--- start Dataset records ---
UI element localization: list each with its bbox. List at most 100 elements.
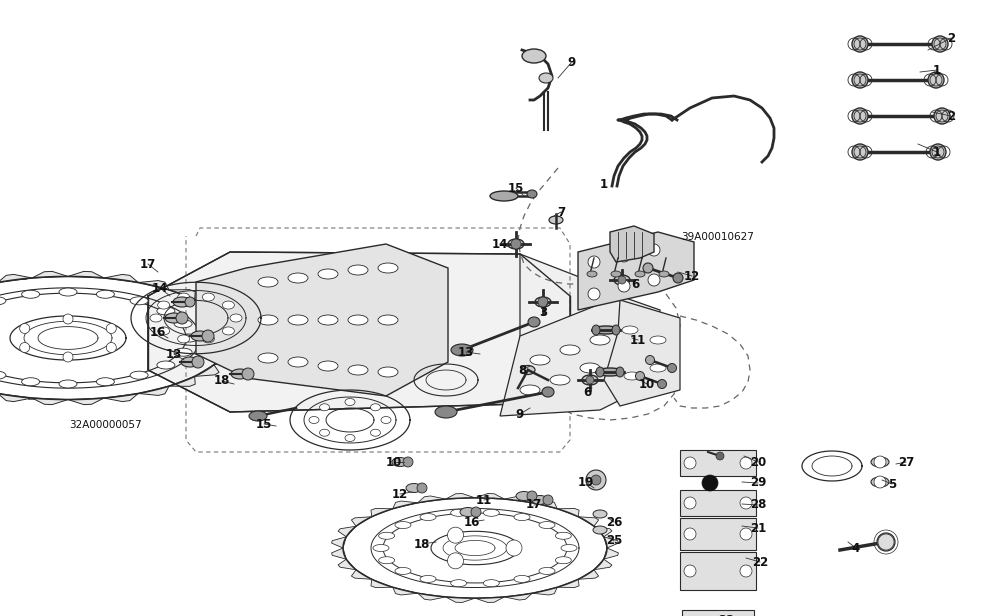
Polygon shape	[32, 398, 68, 405]
Ellipse shape	[202, 330, 214, 342]
Ellipse shape	[592, 326, 620, 334]
Polygon shape	[138, 386, 169, 395]
Ellipse shape	[174, 320, 192, 328]
Ellipse shape	[555, 557, 571, 564]
Polygon shape	[214, 352, 235, 365]
Polygon shape	[338, 526, 356, 537]
Circle shape	[106, 323, 116, 333]
Ellipse shape	[590, 335, 610, 345]
Text: 39A00010627: 39A00010627	[682, 232, 754, 242]
Text: 17: 17	[140, 257, 156, 270]
Polygon shape	[332, 537, 346, 548]
Ellipse shape	[611, 271, 621, 277]
Ellipse shape	[318, 269, 338, 279]
Ellipse shape	[370, 429, 380, 436]
Text: 15: 15	[508, 182, 524, 195]
Ellipse shape	[852, 72, 868, 88]
Circle shape	[106, 342, 116, 352]
Ellipse shape	[483, 580, 499, 586]
Ellipse shape	[158, 301, 170, 309]
Ellipse shape	[59, 288, 77, 296]
Ellipse shape	[173, 297, 191, 307]
Circle shape	[586, 376, 594, 384]
Ellipse shape	[130, 297, 148, 305]
Ellipse shape	[96, 290, 114, 298]
Circle shape	[448, 553, 464, 569]
Ellipse shape	[381, 416, 391, 424]
Polygon shape	[578, 232, 694, 310]
Ellipse shape	[593, 510, 607, 518]
Ellipse shape	[587, 271, 597, 277]
Polygon shape	[195, 299, 219, 311]
Ellipse shape	[191, 331, 209, 341]
Text: 8: 8	[518, 363, 526, 376]
Ellipse shape	[309, 416, 319, 424]
Bar	[680, 518, 756, 550]
Ellipse shape	[592, 325, 600, 335]
Text: 15: 15	[256, 418, 272, 431]
Ellipse shape	[635, 271, 645, 277]
Ellipse shape	[535, 297, 551, 307]
Text: 2: 2	[947, 110, 955, 123]
Text: 18: 18	[214, 375, 230, 387]
Ellipse shape	[158, 327, 170, 335]
Ellipse shape	[345, 434, 355, 442]
Ellipse shape	[249, 411, 267, 421]
Ellipse shape	[596, 367, 604, 377]
Ellipse shape	[288, 357, 308, 367]
Text: 9: 9	[516, 408, 524, 421]
Polygon shape	[475, 597, 504, 602]
Ellipse shape	[673, 273, 683, 283]
Ellipse shape	[379, 532, 395, 539]
Ellipse shape	[242, 368, 254, 380]
Ellipse shape	[392, 458, 408, 466]
Ellipse shape	[222, 301, 234, 309]
Circle shape	[874, 476, 886, 488]
Text: 2: 2	[947, 31, 955, 44]
Ellipse shape	[539, 73, 553, 83]
Text: 18: 18	[414, 538, 430, 551]
Polygon shape	[393, 501, 418, 509]
Ellipse shape	[395, 567, 411, 575]
Polygon shape	[371, 579, 393, 588]
Polygon shape	[68, 398, 104, 405]
Ellipse shape	[395, 522, 411, 529]
Ellipse shape	[348, 315, 368, 325]
Text: 25: 25	[606, 535, 622, 548]
Ellipse shape	[22, 290, 40, 298]
Text: 12: 12	[392, 487, 408, 500]
Ellipse shape	[176, 312, 188, 324]
Ellipse shape	[643, 263, 653, 273]
Ellipse shape	[522, 49, 546, 63]
Ellipse shape	[543, 495, 553, 505]
Polygon shape	[446, 493, 475, 499]
Ellipse shape	[406, 484, 422, 493]
Ellipse shape	[549, 216, 563, 224]
Polygon shape	[32, 272, 68, 278]
Ellipse shape	[59, 380, 77, 388]
Polygon shape	[371, 508, 393, 517]
Ellipse shape	[96, 378, 114, 386]
Text: 14: 14	[492, 238, 508, 251]
Text: 5: 5	[888, 477, 896, 490]
Ellipse shape	[490, 191, 518, 201]
Polygon shape	[610, 226, 654, 262]
Text: 22: 22	[752, 556, 768, 569]
Ellipse shape	[378, 315, 398, 325]
Ellipse shape	[258, 277, 278, 287]
Polygon shape	[532, 501, 557, 509]
Polygon shape	[504, 593, 532, 600]
Ellipse shape	[532, 495, 548, 505]
Circle shape	[63, 352, 73, 362]
Text: 1: 1	[933, 145, 941, 158]
Polygon shape	[196, 244, 448, 396]
Ellipse shape	[508, 239, 524, 249]
Polygon shape	[557, 508, 579, 517]
Polygon shape	[195, 365, 219, 376]
Ellipse shape	[871, 477, 889, 487]
Polygon shape	[68, 272, 104, 278]
Ellipse shape	[178, 293, 190, 301]
Ellipse shape	[202, 293, 214, 301]
Ellipse shape	[612, 325, 620, 335]
Polygon shape	[578, 517, 599, 526]
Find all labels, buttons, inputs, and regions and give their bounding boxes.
--- end Dataset records ---
[Problem to work on]
Rename every "Ellipse shape" in the records above to "Oval shape", keeping everything else the same, and omit the pictures from your answer.

[Reply to the exercise]
UI element localization: list each with its bbox. List at most 100 elements.
Polygon shape	[32, 398, 68, 405]
Oval shape	[202, 330, 214, 342]
Oval shape	[592, 326, 620, 334]
Polygon shape	[138, 386, 169, 395]
Oval shape	[174, 320, 192, 328]
Oval shape	[555, 557, 571, 564]
Polygon shape	[214, 352, 235, 365]
Polygon shape	[338, 526, 356, 537]
Circle shape	[106, 323, 116, 333]
Oval shape	[590, 335, 610, 345]
Text: 39A00010627: 39A00010627	[682, 232, 754, 242]
Text: 17: 17	[140, 257, 156, 270]
Polygon shape	[332, 537, 346, 548]
Oval shape	[611, 271, 621, 277]
Oval shape	[318, 269, 338, 279]
Oval shape	[370, 429, 380, 436]
Text: 15: 15	[508, 182, 524, 195]
Oval shape	[852, 72, 868, 88]
Circle shape	[106, 342, 116, 352]
Oval shape	[483, 580, 499, 586]
Oval shape	[158, 301, 170, 309]
Oval shape	[59, 288, 77, 296]
Oval shape	[173, 297, 191, 307]
Circle shape	[586, 376, 594, 384]
Oval shape	[130, 297, 148, 305]
Oval shape	[96, 290, 114, 298]
Circle shape	[448, 553, 464, 569]
Oval shape	[381, 416, 391, 424]
Polygon shape	[578, 232, 694, 310]
Oval shape	[593, 510, 607, 518]
Oval shape	[587, 271, 597, 277]
Polygon shape	[195, 299, 219, 311]
Oval shape	[191, 331, 209, 341]
Text: 8: 8	[518, 363, 526, 376]
Oval shape	[309, 416, 319, 424]
Bar	[680, 518, 756, 550]
Oval shape	[592, 325, 600, 335]
Text: 15: 15	[256, 418, 272, 431]
Oval shape	[635, 271, 645, 277]
Oval shape	[535, 297, 551, 307]
Text: 2: 2	[947, 110, 955, 123]
Text: 18: 18	[214, 375, 230, 387]
Oval shape	[158, 327, 170, 335]
Oval shape	[345, 434, 355, 442]
Oval shape	[249, 411, 267, 421]
Oval shape	[596, 367, 604, 377]
Oval shape	[288, 357, 308, 367]
Text: 9: 9	[516, 408, 524, 421]
Polygon shape	[475, 597, 504, 602]
Oval shape	[673, 273, 683, 283]
Oval shape	[379, 532, 395, 539]
Oval shape	[242, 368, 254, 380]
Oval shape	[392, 458, 408, 466]
Oval shape	[222, 301, 234, 309]
Circle shape	[874, 476, 886, 488]
Text: 2: 2	[947, 31, 955, 44]
Oval shape	[539, 73, 553, 83]
Text: 18: 18	[414, 538, 430, 551]
Polygon shape	[393, 501, 418, 509]
Oval shape	[395, 567, 411, 575]
Polygon shape	[371, 579, 393, 588]
Polygon shape	[68, 398, 104, 405]
Oval shape	[395, 522, 411, 529]
Oval shape	[348, 315, 368, 325]
Text: 25: 25	[606, 535, 622, 548]
Oval shape	[22, 290, 40, 298]
Text: 12: 12	[392, 487, 408, 500]
Oval shape	[176, 312, 188, 324]
Oval shape	[643, 263, 653, 273]
Oval shape	[522, 49, 546, 63]
Oval shape	[543, 495, 553, 505]
Polygon shape	[446, 493, 475, 499]
Oval shape	[406, 484, 422, 493]
Oval shape	[549, 216, 563, 224]
Polygon shape	[32, 272, 68, 278]
Oval shape	[59, 380, 77, 388]
Polygon shape	[371, 508, 393, 517]
Oval shape	[96, 378, 114, 386]
Text: 14: 14	[492, 238, 508, 251]
Text: 5: 5	[888, 477, 896, 490]
Oval shape	[490, 191, 518, 201]
Polygon shape	[610, 226, 654, 262]
Text: 22: 22	[752, 556, 768, 569]
Oval shape	[378, 315, 398, 325]
Oval shape	[258, 277, 278, 287]
Polygon shape	[532, 501, 557, 509]
Polygon shape	[504, 593, 532, 600]
Oval shape	[532, 495, 548, 505]
Circle shape	[63, 352, 73, 362]
Text: 1: 1	[933, 145, 941, 158]
Polygon shape	[196, 244, 448, 396]
Oval shape	[508, 239, 524, 249]
Polygon shape	[557, 508, 579, 517]
Polygon shape	[195, 365, 219, 376]
Oval shape	[871, 477, 889, 487]
Polygon shape	[68, 272, 104, 278]
Oval shape	[178, 293, 190, 301]
Oval shape	[202, 293, 214, 301]
Oval shape	[612, 325, 620, 335]
Polygon shape	[578, 517, 599, 526]
Find all labels, buttons, inputs, and regions and give their bounding boxes.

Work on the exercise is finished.